(Stated goal) Give the number of lines in the data that hold the word "scale", and nothing else.

Data entries for graphics

####################

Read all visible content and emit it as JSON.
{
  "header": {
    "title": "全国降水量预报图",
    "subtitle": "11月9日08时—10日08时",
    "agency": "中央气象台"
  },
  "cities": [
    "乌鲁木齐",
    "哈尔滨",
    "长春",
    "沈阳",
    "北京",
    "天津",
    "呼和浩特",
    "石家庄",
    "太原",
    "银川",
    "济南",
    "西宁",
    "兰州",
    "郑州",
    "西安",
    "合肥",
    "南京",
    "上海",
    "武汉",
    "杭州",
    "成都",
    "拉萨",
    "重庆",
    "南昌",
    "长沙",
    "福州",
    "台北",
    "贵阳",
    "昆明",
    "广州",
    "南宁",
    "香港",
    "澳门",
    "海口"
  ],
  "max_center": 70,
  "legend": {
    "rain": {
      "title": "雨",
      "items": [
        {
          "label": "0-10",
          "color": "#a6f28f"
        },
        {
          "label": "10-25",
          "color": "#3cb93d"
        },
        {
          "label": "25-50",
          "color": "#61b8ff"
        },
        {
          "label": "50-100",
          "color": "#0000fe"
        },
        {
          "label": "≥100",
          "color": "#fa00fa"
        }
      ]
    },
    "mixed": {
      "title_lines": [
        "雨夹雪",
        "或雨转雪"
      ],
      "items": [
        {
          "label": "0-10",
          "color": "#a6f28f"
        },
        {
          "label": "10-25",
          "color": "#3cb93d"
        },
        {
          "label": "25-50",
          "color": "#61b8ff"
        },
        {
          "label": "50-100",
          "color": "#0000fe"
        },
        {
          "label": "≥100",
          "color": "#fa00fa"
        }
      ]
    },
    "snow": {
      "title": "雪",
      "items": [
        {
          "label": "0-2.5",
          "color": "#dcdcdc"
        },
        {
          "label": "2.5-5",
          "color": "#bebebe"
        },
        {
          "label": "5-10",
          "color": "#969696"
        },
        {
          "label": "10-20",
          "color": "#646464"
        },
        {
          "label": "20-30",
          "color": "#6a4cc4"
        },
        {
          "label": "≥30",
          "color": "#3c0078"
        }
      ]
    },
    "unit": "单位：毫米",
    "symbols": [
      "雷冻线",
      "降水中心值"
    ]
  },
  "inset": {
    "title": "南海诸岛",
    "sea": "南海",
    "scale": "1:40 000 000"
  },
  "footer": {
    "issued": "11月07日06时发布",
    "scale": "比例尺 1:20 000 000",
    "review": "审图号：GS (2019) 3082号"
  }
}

####################

(Finished task) 2